--- start Records for the task ---

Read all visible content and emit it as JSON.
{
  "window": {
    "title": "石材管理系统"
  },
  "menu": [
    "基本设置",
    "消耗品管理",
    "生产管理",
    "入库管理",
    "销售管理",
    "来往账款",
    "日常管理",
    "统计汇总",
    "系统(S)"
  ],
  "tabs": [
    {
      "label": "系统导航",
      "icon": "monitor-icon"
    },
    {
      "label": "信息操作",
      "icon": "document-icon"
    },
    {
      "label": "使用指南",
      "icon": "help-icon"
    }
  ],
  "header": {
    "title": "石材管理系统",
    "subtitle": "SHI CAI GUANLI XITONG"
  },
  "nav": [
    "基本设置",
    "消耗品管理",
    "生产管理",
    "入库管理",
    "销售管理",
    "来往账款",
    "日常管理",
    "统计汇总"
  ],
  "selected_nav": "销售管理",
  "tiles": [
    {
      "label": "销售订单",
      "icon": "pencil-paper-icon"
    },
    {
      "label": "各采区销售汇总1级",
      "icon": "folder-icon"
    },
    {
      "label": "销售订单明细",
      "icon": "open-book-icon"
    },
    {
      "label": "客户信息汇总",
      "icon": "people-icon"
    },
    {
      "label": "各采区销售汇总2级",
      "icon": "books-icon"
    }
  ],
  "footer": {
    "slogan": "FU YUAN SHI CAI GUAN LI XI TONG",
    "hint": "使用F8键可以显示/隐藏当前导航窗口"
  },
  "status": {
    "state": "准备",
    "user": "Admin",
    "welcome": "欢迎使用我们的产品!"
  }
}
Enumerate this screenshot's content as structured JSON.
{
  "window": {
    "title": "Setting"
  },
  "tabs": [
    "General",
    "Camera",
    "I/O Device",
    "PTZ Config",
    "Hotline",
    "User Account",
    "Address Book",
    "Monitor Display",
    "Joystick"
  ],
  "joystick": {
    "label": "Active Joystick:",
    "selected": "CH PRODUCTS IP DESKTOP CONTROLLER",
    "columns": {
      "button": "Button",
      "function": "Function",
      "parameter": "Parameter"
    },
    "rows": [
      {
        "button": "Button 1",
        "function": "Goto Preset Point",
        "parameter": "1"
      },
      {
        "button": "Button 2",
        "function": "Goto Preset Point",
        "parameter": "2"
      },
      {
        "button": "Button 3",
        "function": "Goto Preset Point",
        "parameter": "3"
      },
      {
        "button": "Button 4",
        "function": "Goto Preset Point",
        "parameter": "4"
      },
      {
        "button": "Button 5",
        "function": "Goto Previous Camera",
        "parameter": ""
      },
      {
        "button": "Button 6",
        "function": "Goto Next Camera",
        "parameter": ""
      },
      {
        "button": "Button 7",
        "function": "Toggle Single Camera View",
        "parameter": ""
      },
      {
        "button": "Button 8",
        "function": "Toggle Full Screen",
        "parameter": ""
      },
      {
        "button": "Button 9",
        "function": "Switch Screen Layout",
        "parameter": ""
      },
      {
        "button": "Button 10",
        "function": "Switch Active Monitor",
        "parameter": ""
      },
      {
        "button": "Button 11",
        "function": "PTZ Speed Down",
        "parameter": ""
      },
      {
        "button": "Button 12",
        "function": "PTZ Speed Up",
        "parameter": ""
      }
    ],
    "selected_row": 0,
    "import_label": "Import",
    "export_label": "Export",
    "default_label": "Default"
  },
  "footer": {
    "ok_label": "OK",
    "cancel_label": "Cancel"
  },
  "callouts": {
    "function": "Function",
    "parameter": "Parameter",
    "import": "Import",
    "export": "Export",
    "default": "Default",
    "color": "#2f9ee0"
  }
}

--- end Records for the task ---

Objective: Please return the data above exactly as given.

Task response:
Read all visible content and emit it as JSON.
{
  "window": {
    "title": "石材管理系统"
  },
  "menu": [
    "基本设置",
    "消耗品管理",
    "生产管理",
    "入库管理",
    "销售管理",
    "来往账款",
    "日常管理",
    "统计汇总",
    "系统(S)"
  ],
  "tabs": [
    {
      "label": "系统导航",
      "icon": "monitor-icon"
    },
    {
      "label": "信息操作",
      "icon": "document-icon"
    },
    {
      "label": "使用指南",
      "icon": "help-icon"
    }
  ],
  "header": {
    "title": "石材管理系统",
    "subtitle": "SHI CAI GUANLI XITONG"
  },
  "nav": [
    "基本设置",
    "消耗品管理",
    "生产管理",
    "入库管理",
    "销售管理",
    "来往账款",
    "日常管理",
    "统计汇总"
  ],
  "selected_nav": "销售管理",
  "tiles": [
    {
      "label": "销售订单",
      "icon": "pencil-paper-icon"
    },
    {
      "label": "各采区销售汇总1级",
      "icon": "folder-icon"
    },
    {
      "label": "销售订单明细",
      "icon": "open-book-icon"
    },
    {
      "label": "客户信息汇总",
      "icon": "people-icon"
    },
    {
      "label": "各采区销售汇总2级",
      "icon": "books-icon"
    }
  ],
  "footer": {
    "slogan": "FU YUAN SHI CAI GUAN LI XI TONG",
    "hint": "使用F8键可以显示/隐藏当前导航窗口"
  },
  "status": {
    "state": "准备",
    "user": "Admin",
    "welcome": "欢迎使用我们的产品!"
  }
}
Enumerate this screenshot's content as structured JSON.
{
  "window": {
    "title": "Setting"
  },
  "tabs": [
    "General",
    "Camera",
    "I/O Device",
    "PTZ Config",
    "Hotline",
    "User Account",
    "Address Book",
    "Monitor Display",
    "Joystick"
  ],
  "joystick": {
    "label": "Active Joystick:",
    "selected": "CH PRODUCTS IP DESKTOP CONTROLLER",
    "columns": {
      "button": "Button",
      "function": "Function",
      "parameter": "Parameter"
    },
    "rows": [
      {
        "button": "Button 1",
        "function": "Goto Preset Point",
        "parameter": "1"
      },
      {
        "button": "Button 2",
        "function": "Goto Preset Point",
        "parameter": "2"
      },
      {
        "button": "Button 3",
        "function": "Goto Preset Point",
        "parameter": "3"
      },
      {
        "button": "Button 4",
        "function": "Goto Preset Point",
        "parameter": "4"
      },
      {
        "button": "Button 5",
        "function": "Goto Previous Camera",
        "parameter": ""
      },
      {
        "button": "Button 6",
        "function": "Goto Next Camera",
        "parameter": ""
      },
      {
        "button": "Button 7",
        "function": "Toggle Single Camera View",
        "parameter": ""
      },
      {
        "button": "Button 8",
        "function": "Toggle Full Screen",
        "parameter": ""
      },
      {
        "button": "Button 9",
        "function": "Switch Screen Layout",
        "parameter": ""
      },
      {
        "button": "Button 10",
        "function": "Switch Active Monitor",
        "parameter": ""
      },
      {
        "button": "Button 11",
        "function": "PTZ Speed Down",
        "parameter": ""
      },
      {
        "button": "Button 12",
        "function": "PTZ Speed Up",
        "parameter": ""
      }
    ],
    "selected_row": 0,
    "import_label": "Import",
    "export_label": "Export",
    "default_label": "Default"
  },
  "footer": {
    "ok_label": "OK",
    "cancel_label": "Cancel"
  },
  "callouts": {
    "function": "Function",
    "parameter": "Parameter",
    "import": "Import",
    "export": "Export",
    "default": "Default",
    "color": "#2f9ee0"
  }
}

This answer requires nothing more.